▶ THE TASK: Give the count of lines holding the string "Квитанции" and nothing else.

▶ MATERIAL FOR THIS EXERCISE:
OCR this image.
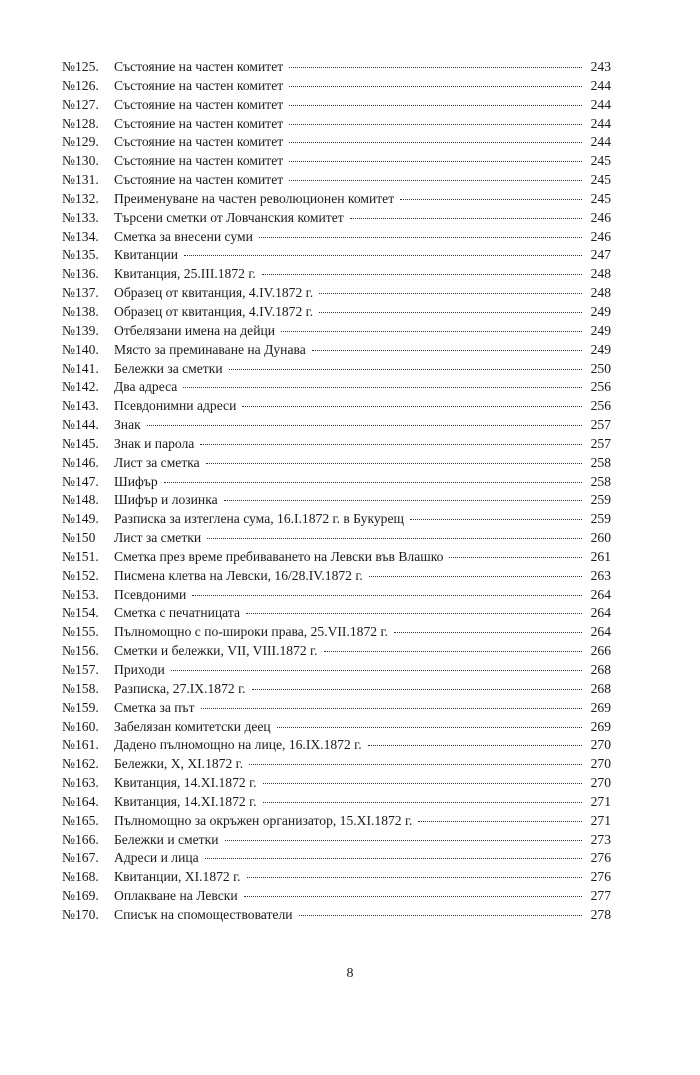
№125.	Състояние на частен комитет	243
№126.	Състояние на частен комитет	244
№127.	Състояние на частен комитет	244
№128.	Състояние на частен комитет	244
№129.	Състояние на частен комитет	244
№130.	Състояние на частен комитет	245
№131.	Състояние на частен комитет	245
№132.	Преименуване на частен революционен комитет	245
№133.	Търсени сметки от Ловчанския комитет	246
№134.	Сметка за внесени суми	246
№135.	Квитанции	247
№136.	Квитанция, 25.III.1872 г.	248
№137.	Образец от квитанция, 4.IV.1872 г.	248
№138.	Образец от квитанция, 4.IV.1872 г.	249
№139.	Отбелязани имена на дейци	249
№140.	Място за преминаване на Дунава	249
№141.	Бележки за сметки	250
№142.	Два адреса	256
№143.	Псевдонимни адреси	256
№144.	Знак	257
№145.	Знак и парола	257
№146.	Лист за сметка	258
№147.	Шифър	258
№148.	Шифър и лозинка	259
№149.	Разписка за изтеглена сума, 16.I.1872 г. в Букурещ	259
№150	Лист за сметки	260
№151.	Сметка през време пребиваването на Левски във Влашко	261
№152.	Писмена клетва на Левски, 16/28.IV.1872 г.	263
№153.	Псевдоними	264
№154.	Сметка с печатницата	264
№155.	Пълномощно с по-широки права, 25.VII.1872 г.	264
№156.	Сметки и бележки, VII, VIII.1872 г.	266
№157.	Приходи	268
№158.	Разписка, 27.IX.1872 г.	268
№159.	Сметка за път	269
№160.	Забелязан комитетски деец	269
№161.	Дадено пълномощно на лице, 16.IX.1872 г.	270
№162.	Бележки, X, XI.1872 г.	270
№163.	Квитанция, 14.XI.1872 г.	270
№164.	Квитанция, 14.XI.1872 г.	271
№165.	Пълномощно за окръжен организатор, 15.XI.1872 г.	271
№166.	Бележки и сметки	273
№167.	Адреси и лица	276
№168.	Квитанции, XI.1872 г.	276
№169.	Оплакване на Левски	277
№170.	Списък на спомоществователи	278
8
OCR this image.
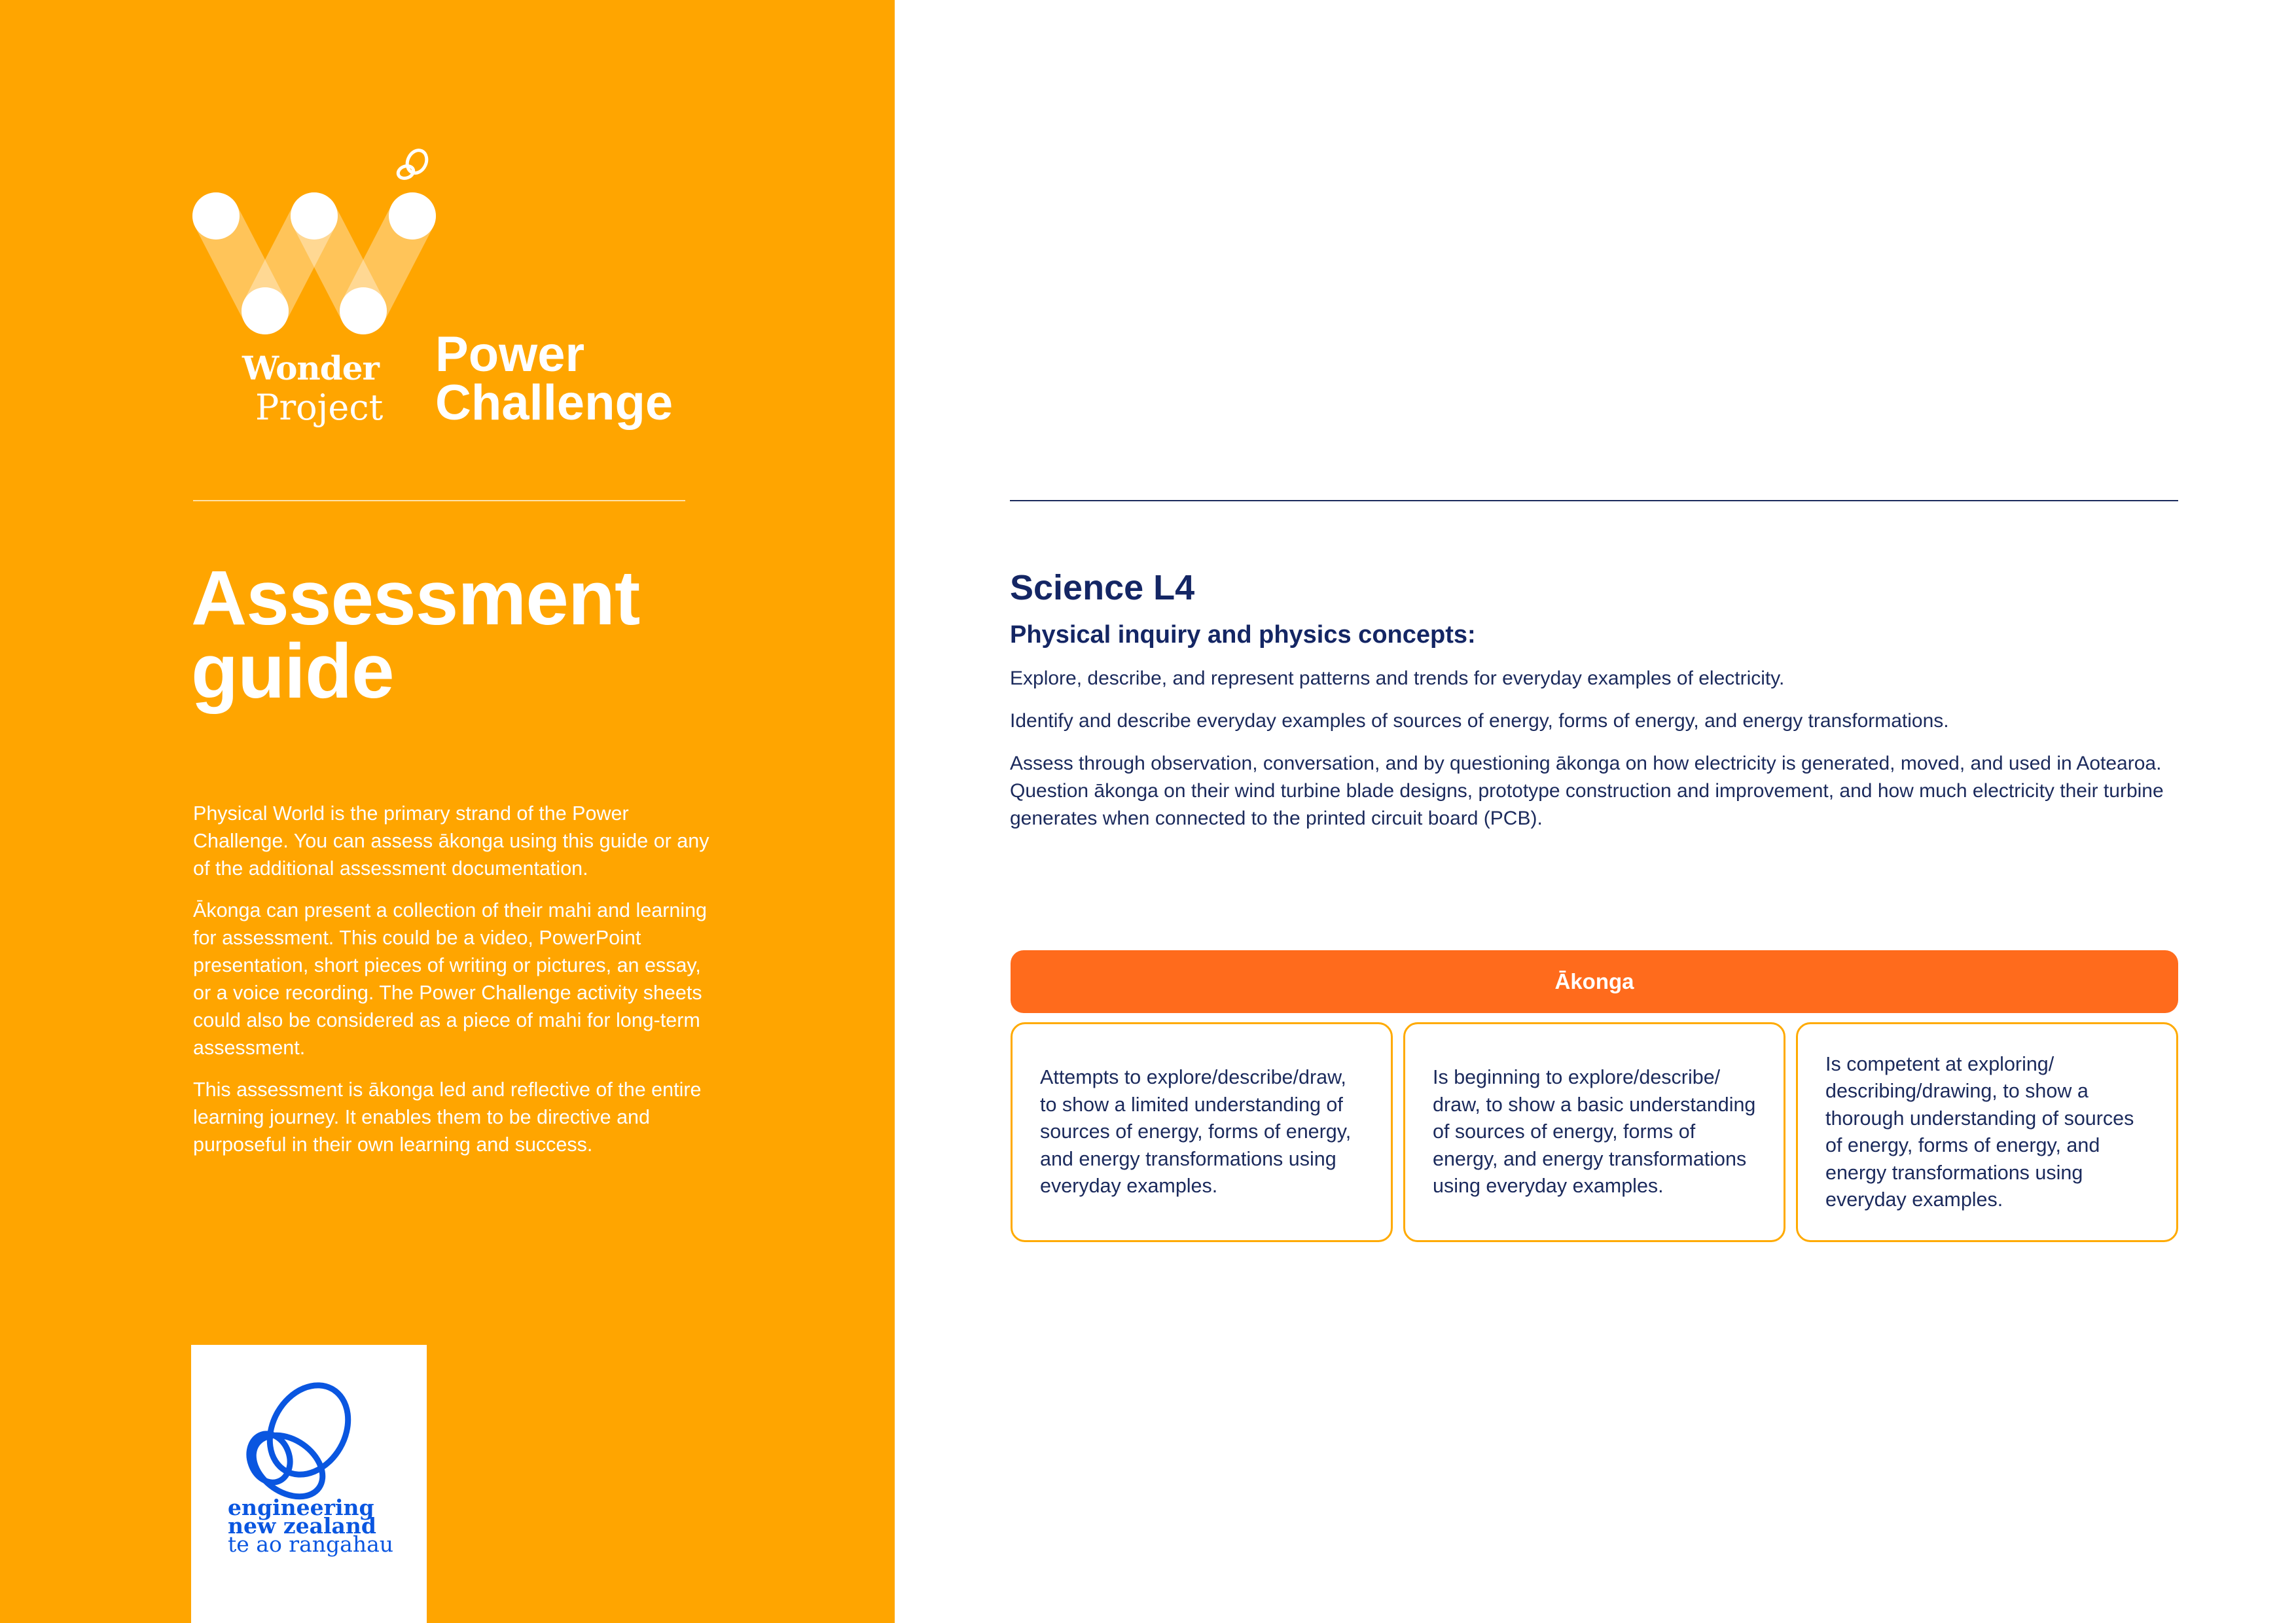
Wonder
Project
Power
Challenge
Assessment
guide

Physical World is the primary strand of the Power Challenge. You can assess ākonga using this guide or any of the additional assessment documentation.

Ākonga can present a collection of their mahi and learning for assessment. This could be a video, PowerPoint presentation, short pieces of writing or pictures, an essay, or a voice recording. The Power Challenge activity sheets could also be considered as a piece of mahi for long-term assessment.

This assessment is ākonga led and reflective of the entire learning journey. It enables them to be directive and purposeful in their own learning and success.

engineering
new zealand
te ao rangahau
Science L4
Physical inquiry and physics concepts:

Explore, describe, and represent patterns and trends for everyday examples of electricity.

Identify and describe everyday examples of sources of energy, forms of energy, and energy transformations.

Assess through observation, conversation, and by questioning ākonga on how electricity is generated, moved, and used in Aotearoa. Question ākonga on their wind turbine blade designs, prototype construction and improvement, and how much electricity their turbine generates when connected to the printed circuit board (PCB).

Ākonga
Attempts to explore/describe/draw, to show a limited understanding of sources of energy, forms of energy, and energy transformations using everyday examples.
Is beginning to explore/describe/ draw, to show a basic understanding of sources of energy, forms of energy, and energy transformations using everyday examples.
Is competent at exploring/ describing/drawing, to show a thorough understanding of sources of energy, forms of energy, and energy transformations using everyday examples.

▶ SOLUTION TO THIS PROBLEM: 2